* _Work to be completed_:
Repeat every line of the data exactly, but not the pictures.

◆ ◆ ◆ ◆

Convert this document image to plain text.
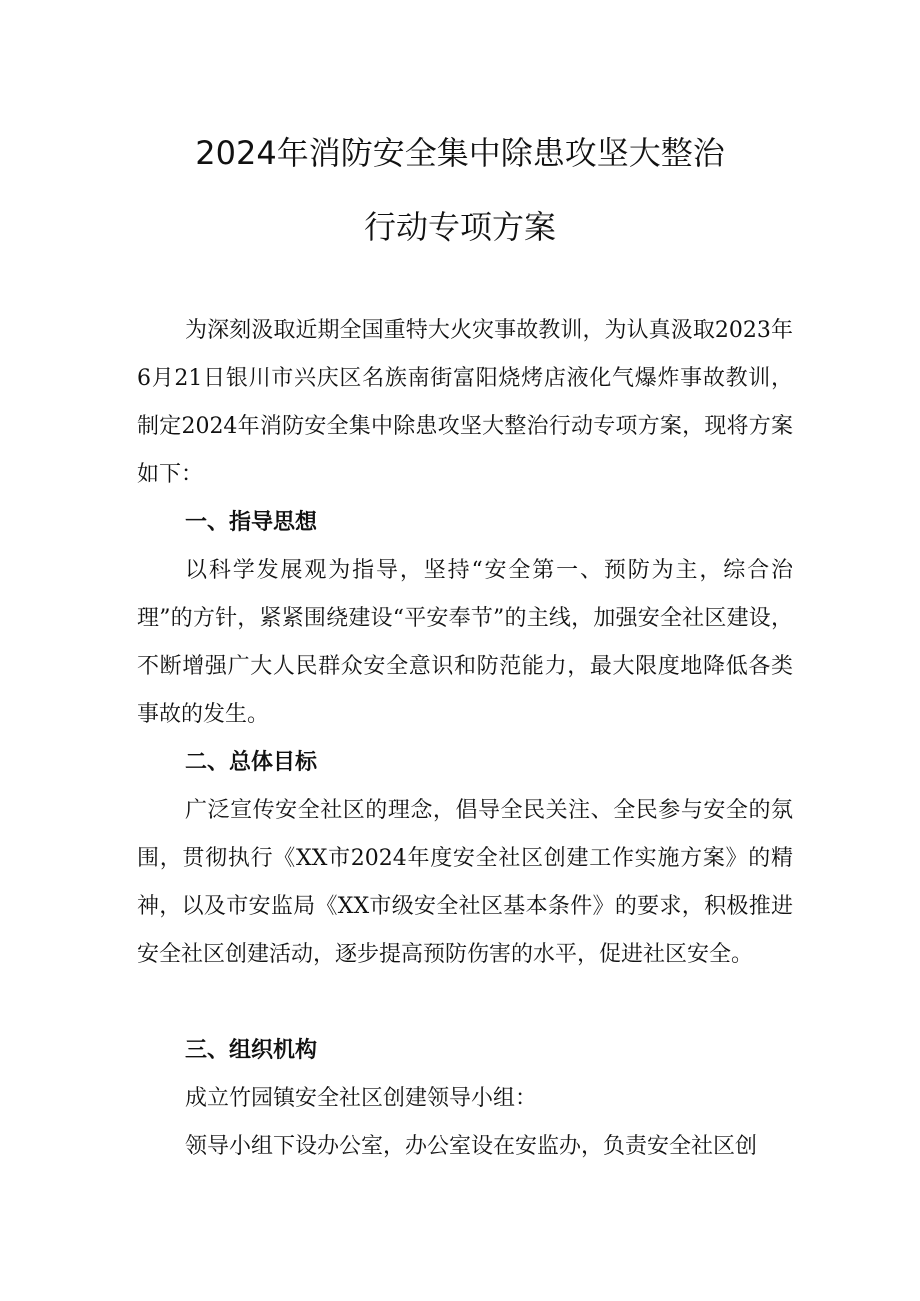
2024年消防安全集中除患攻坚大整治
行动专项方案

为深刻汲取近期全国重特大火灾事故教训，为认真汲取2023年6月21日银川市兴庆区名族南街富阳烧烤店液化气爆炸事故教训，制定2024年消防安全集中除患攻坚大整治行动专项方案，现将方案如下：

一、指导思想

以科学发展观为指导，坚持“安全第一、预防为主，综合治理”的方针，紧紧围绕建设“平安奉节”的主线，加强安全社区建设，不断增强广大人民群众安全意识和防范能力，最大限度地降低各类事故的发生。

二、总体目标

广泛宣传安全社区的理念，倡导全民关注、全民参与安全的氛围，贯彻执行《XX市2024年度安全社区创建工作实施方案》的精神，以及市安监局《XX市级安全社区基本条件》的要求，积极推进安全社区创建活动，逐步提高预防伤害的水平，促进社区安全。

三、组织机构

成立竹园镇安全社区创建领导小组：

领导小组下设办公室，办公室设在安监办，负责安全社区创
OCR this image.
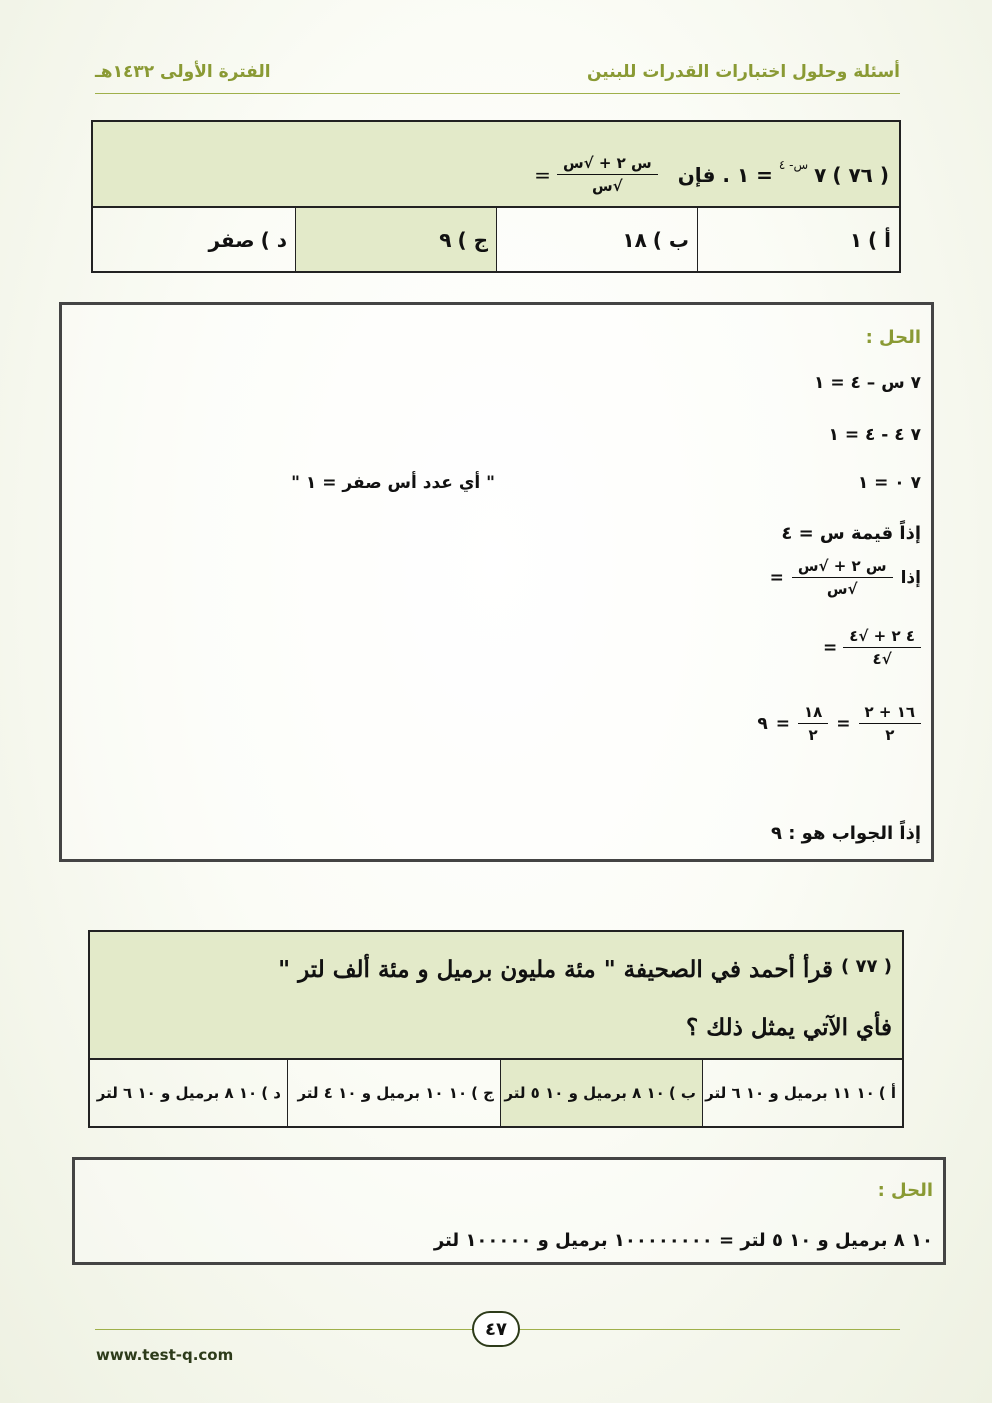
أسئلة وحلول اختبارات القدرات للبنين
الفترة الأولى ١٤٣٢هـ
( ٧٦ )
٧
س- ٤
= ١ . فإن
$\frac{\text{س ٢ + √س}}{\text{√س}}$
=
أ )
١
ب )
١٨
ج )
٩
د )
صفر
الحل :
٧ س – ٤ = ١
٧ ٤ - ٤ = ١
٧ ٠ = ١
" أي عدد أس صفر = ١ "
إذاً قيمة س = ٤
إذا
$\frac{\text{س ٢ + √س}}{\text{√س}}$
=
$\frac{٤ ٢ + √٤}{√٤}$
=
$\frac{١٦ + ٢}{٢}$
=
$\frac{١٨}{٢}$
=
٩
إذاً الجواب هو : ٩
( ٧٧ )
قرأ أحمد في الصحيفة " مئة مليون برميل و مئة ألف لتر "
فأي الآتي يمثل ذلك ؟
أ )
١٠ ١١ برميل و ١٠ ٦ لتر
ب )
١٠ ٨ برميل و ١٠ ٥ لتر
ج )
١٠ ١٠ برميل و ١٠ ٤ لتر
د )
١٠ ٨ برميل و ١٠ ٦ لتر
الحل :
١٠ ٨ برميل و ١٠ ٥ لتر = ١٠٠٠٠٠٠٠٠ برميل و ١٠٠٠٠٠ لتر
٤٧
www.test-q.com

◆ ◆ ◆ ◆

* _Correct result_:
Convert this document image to plain text.
2024年消防安全集中除患攻坚大整治
行动专项方案

为深刻汲取近期全国重特大火灾事故教训，为认真汲取2023年6月21日银川市兴庆区名族南街富阳烧烤店液化气爆炸事故教训，制定2024年消防安全集中除患攻坚大整治行动专项方案，现将方案如下：

一、指导思想

以科学发展观为指导，坚持“安全第一、预防为主，综合治理”的方针，紧紧围绕建设“平安奉节”的主线，加强安全社区建设，不断增强广大人民群众安全意识和防范能力，最大限度地降低各类事故的发生。

二、总体目标

广泛宣传安全社区的理念，倡导全民关注、全民参与安全的氛围，贯彻执行《XX市2024年度安全社区创建工作实施方案》的精神，以及市安监局《XX市级安全社区基本条件》的要求，积极推进安全社区创建活动，逐步提高预防伤害的水平，促进社区安全。

三、组织机构

成立竹园镇安全社区创建领导小组：

领导小组下设办公室，办公室设在安监办，负责安全社区创
OCR this image.
أسئلة وحلول اختبارات القدرات للبنين
الفترة الأولى ١٤٣٢هـ
( ٧٦ )
٧
س- ٤
= ١ . فإن
$\frac{\text{س ٢ + √س}}{\text{√س}}$
=
أ )
١
ب )
١٨
ج )
٩
د )
صفر
الحل :
٧ س – ٤ = ١
٧ ٤ - ٤ = ١
٧ ٠ = ١
" أي عدد أس صفر = ١ "
إذاً قيمة س = ٤
إذا
$\frac{\text{س ٢ + √س}}{\text{√س}}$
=
$\frac{٤ ٢ + √٤}{√٤}$
=
$\frac{١٦ + ٢}{٢}$
=
$\frac{١٨}{٢}$
=
٩
إذاً الجواب هو : ٩
( ٧٧ )
قرأ أحمد في الصحيفة " مئة مليون برميل و مئة ألف لتر "
فأي الآتي يمثل ذلك ؟
أ )
١٠ ١١ برميل و ١٠ ٦ لتر
ب )
١٠ ٨ برميل و ١٠ ٥ لتر
ج )
١٠ ١٠ برميل و ١٠ ٤ لتر
د )
١٠ ٨ برميل و ١٠ ٦ لتر
الحل :
١٠ ٨ برميل و ١٠ ٥ لتر = ١٠٠٠٠٠٠٠٠ برميل و ١٠٠٠٠٠ لتر
٤٧
www.test-q.com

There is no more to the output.